[START]

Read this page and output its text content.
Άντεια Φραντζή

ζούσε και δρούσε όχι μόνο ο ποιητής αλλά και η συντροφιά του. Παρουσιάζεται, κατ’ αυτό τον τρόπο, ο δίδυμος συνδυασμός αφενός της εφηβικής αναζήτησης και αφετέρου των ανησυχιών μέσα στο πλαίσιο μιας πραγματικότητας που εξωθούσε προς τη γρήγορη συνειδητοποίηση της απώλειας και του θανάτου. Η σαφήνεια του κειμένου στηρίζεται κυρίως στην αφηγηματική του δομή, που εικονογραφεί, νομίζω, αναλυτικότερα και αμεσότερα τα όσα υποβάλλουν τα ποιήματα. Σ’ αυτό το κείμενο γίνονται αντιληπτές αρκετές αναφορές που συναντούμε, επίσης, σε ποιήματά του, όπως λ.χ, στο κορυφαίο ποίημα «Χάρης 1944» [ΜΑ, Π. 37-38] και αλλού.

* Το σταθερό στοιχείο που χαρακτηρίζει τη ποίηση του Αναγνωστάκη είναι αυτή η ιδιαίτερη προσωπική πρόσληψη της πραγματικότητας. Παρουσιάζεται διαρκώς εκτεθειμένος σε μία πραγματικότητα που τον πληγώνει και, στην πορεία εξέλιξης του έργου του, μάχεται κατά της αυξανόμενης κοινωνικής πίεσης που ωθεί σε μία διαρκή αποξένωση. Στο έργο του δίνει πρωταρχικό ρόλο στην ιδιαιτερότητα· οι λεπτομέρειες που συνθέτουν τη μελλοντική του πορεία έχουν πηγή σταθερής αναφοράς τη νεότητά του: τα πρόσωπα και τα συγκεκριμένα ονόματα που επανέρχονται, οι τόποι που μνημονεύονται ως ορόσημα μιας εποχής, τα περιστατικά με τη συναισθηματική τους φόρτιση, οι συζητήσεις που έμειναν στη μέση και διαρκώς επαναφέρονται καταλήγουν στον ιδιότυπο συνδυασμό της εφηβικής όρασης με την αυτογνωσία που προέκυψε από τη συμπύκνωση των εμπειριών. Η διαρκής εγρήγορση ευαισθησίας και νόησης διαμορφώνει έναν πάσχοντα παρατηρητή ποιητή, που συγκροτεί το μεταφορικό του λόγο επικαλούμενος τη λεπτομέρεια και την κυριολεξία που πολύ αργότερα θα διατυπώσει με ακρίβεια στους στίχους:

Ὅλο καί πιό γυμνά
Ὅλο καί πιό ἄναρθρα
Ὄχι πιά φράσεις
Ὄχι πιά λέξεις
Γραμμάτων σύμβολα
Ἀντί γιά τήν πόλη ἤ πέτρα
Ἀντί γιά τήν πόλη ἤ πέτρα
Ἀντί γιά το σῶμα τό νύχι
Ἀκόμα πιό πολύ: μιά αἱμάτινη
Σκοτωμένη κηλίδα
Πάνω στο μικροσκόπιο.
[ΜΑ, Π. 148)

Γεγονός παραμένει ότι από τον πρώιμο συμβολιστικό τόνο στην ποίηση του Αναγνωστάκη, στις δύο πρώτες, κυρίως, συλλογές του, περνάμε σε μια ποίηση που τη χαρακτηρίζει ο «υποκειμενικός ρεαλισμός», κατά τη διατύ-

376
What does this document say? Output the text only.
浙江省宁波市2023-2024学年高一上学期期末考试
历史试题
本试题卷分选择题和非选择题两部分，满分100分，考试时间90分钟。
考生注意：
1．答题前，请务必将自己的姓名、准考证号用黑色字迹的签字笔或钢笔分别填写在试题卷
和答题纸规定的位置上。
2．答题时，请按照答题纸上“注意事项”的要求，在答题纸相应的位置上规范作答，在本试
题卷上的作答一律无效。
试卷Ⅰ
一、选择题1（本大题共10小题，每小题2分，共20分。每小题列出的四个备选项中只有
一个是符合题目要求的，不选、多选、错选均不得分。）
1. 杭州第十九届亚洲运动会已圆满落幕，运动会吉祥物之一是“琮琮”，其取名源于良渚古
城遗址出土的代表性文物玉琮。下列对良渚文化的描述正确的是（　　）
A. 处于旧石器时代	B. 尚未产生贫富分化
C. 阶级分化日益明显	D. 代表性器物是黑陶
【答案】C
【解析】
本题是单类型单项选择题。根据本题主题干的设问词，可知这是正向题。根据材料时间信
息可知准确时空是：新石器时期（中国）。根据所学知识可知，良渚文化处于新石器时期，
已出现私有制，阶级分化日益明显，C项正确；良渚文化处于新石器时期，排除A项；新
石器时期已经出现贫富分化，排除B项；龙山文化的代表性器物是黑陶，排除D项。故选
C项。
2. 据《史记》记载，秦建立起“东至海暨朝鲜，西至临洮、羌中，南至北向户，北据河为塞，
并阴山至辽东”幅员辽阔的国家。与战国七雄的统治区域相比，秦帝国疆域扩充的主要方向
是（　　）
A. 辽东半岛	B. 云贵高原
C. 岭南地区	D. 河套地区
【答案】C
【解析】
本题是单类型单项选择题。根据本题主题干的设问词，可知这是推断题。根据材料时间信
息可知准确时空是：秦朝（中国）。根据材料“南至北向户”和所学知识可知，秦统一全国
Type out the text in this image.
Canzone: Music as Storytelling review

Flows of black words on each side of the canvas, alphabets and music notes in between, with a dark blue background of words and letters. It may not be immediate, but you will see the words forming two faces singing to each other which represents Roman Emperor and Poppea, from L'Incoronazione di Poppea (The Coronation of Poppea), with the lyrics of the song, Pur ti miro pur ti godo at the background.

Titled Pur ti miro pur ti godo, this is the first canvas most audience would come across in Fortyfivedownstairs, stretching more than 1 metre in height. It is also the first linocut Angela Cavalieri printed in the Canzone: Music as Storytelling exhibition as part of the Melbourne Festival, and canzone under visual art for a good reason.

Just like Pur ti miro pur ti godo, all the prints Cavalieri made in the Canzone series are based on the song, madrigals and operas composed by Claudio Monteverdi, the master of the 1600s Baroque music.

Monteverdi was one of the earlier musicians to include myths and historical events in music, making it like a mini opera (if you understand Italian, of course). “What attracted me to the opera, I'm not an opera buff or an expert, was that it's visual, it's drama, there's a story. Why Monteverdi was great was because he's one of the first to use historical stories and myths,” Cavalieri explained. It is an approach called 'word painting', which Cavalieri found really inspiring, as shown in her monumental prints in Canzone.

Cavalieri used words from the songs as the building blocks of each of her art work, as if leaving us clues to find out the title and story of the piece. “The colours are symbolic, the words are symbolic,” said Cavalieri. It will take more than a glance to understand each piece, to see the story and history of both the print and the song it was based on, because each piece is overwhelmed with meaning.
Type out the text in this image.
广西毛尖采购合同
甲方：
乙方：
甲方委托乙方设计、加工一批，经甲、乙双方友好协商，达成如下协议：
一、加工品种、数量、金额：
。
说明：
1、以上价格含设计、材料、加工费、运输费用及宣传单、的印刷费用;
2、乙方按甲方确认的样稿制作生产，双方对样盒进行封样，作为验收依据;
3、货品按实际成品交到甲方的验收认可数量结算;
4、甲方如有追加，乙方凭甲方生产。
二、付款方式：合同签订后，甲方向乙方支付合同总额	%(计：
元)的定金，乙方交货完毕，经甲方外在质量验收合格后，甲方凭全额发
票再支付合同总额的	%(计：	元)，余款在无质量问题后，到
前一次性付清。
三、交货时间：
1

[END]

Job
Print the whole listing again, exactly.

Answer to the exercise
Read this page and output its text content.
Άντεια Φραντζή

ζούσε και δρούσε όχι μόνο ο ποιητής αλλά και η συντροφιά του. Παρουσιάζεται, κατ’ αυτό τον τρόπο, ο δίδυμος συνδυασμός αφενός της εφηβικής αναζήτησης και αφετέρου των ανησυχιών μέσα στο πλαίσιο μιας πραγματικότητας που εξωθούσε προς τη γρήγορη συνειδητοποίηση της απώλειας και του θανάτου. Η σαφήνεια του κειμένου στηρίζεται κυρίως στην αφηγηματική του δομή, που εικονογραφεί, νομίζω, αναλυτικότερα και αμεσότερα τα όσα υποβάλλουν τα ποιήματα. Σ’ αυτό το κείμενο γίνονται αντιληπτές αρκετές αναφορές που συναντούμε, επίσης, σε ποιήματά του, όπως λ.χ, στο κορυφαίο ποίημα «Χάρης 1944» [ΜΑ, Π. 37-38] και αλλού.

* Το σταθερό στοιχείο που χαρακτηρίζει τη ποίηση του Αναγνωστάκη είναι αυτή η ιδιαίτερη προσωπική πρόσληψη της πραγματικότητας. Παρουσιάζεται διαρκώς εκτεθειμένος σε μία πραγματικότητα που τον πληγώνει και, στην πορεία εξέλιξης του έργου του, μάχεται κατά της αυξανόμενης κοινωνικής πίεσης που ωθεί σε μία διαρκή αποξένωση. Στο έργο του δίνει πρωταρχικό ρόλο στην ιδιαιτερότητα· οι λεπτομέρειες που συνθέτουν τη μελλοντική του πορεία έχουν πηγή σταθερής αναφοράς τη νεότητά του: τα πρόσωπα και τα συγκεκριμένα ονόματα που επανέρχονται, οι τόποι που μνημονεύονται ως ορόσημα μιας εποχής, τα περιστατικά με τη συναισθηματική τους φόρτιση, οι συζητήσεις που έμειναν στη μέση και διαρκώς επαναφέρονται καταλήγουν στον ιδιότυπο συνδυασμό της εφηβικής όρασης με την αυτογνωσία που προέκυψε από τη συμπύκνωση των εμπειριών. Η διαρκής εγρήγορση ευαισθησίας και νόησης διαμορφώνει έναν πάσχοντα παρατηρητή ποιητή, που συγκροτεί το μεταφορικό του λόγο επικαλούμενος τη λεπτομέρεια και την κυριολεξία που πολύ αργότερα θα διατυπώσει με ακρίβεια στους στίχους:

Ὅλο καί πιό γυμνά
Ὅλο καί πιό ἄναρθρα
Ὄχι πιά φράσεις
Ὄχι πιά λέξεις
Γραμμάτων σύμβολα
Ἀντί γιά τήν πόλη ἤ πέτρα
Ἀντί γιά τήν πόλη ἤ πέτρα
Ἀντί γιά το σῶμα τό νύχι
Ἀκόμα πιό πολύ: μιά αἱμάτινη
Σκοτωμένη κηλίδα
Πάνω στο μικροσκόπιο.
[ΜΑ, Π. 148)

Γεγονός παραμένει ότι από τον πρώιμο συμβολιστικό τόνο στην ποίηση του Αναγνωστάκη, στις δύο πρώτες, κυρίως, συλλογές του, περνάμε σε μια ποίηση που τη χαρακτηρίζει ο «υποκειμενικός ρεαλισμός», κατά τη διατύ-

376
What does this document say? Output the text only.
浙江省宁波市2023-2024学年高一上学期期末考试
历史试题
本试题卷分选择题和非选择题两部分，满分100分，考试时间90分钟。
考生注意：
1．答题前，请务必将自己的姓名、准考证号用黑色字迹的签字笔或钢笔分别填写在试题卷
和答题纸规定的位置上。
2．答题时，请按照答题纸上“注意事项”的要求，在答题纸相应的位置上规范作答，在本试
题卷上的作答一律无效。
试卷Ⅰ
一、选择题1（本大题共10小题，每小题2分，共20分。每小题列出的四个备选项中只有
一个是符合题目要求的，不选、多选、错选均不得分。）
1. 杭州第十九届亚洲运动会已圆满落幕，运动会吉祥物之一是“琮琮”，其取名源于良渚古
城遗址出土的代表性文物玉琮。下列对良渚文化的描述正确的是（　　）
A. 处于旧石器时代	B. 尚未产生贫富分化
C. 阶级分化日益明显	D. 代表性器物是黑陶
【答案】C
【解析】
本题是单类型单项选择题。根据本题主题干的设问词，可知这是正向题。根据材料时间信
息可知准确时空是：新石器时期（中国）。根据所学知识可知，良渚文化处于新石器时期，
已出现私有制，阶级分化日益明显，C项正确；良渚文化处于新石器时期，排除A项；新
石器时期已经出现贫富分化，排除B项；龙山文化的代表性器物是黑陶，排除D项。故选
C项。
2. 据《史记》记载，秦建立起“东至海暨朝鲜，西至临洮、羌中，南至北向户，北据河为塞，
并阴山至辽东”幅员辽阔的国家。与战国七雄的统治区域相比，秦帝国疆域扩充的主要方向
是（　　）
A. 辽东半岛	B. 云贵高原
C. 岭南地区	D. 河套地区
【答案】C
【解析】
本题是单类型单项选择题。根据本题主题干的设问词，可知这是推断题。根据材料时间信
息可知准确时空是：秦朝（中国）。根据材料“南至北向户”和所学知识可知，秦统一全国
Type out the text in this image.
Canzone: Music as Storytelling review

Flows of black words on each side of the canvas, alphabets and music notes in between, with a dark blue background of words and letters. It may not be immediate, but you will see the words forming two faces singing to each other which represents Roman Emperor and Poppea, from L'Incoronazione di Poppea (The Coronation of Poppea), with the lyrics of the song, Pur ti miro pur ti godo at the background.

Titled Pur ti miro pur ti godo, this is the first canvas most audience would come across in Fortyfivedownstairs, stretching more than 1 metre in height. It is also the first linocut Angela Cavalieri printed in the Canzone: Music as Storytelling exhibition as part of the Melbourne Festival, and canzone under visual art for a good reason.

Just like Pur ti miro pur ti godo, all the prints Cavalieri made in the Canzone series are based on the song, madrigals and operas composed by Claudio Monteverdi, the master of the 1600s Baroque music.

Monteverdi was one of the earlier musicians to include myths and historical events in music, making it like a mini opera (if you understand Italian, of course). “What attracted me to the opera, I'm not an opera buff or an expert, was that it's visual, it's drama, there's a story. Why Monteverdi was great was because he's one of the first to use historical stories and myths,” Cavalieri explained. It is an approach called 'word painting', which Cavalieri found really inspiring, as shown in her monumental prints in Canzone.

Cavalieri used words from the songs as the building blocks of each of her art work, as if leaving us clues to find out the title and story of the piece. “The colours are symbolic, the words are symbolic,” said Cavalieri. It will take more than a glance to understand each piece, to see the story and history of both the print and the song it was based on, because each piece is overwhelmed with meaning.
Type out the text in this image.
广西毛尖采购合同
甲方：
乙方：
甲方委托乙方设计、加工一批，经甲、乙双方友好协商，达成如下协议：
一、加工品种、数量、金额：
。
说明：
1、以上价格含设计、材料、加工费、运输费用及宣传单、的印刷费用;
2、乙方按甲方确认的样稿制作生产，双方对样盒进行封样，作为验收依据;
3、货品按实际成品交到甲方的验收认可数量结算;
4、甲方如有追加，乙方凭甲方生产。
二、付款方式：合同签订后，甲方向乙方支付合同总额	%(计：
元)的定金，乙方交货完毕，经甲方外在质量验收合格后，甲方凭全额发
票再支付合同总额的	%(计：	元)，余款在无质量问题后，到
前一次性付清。
三、交货时间：
1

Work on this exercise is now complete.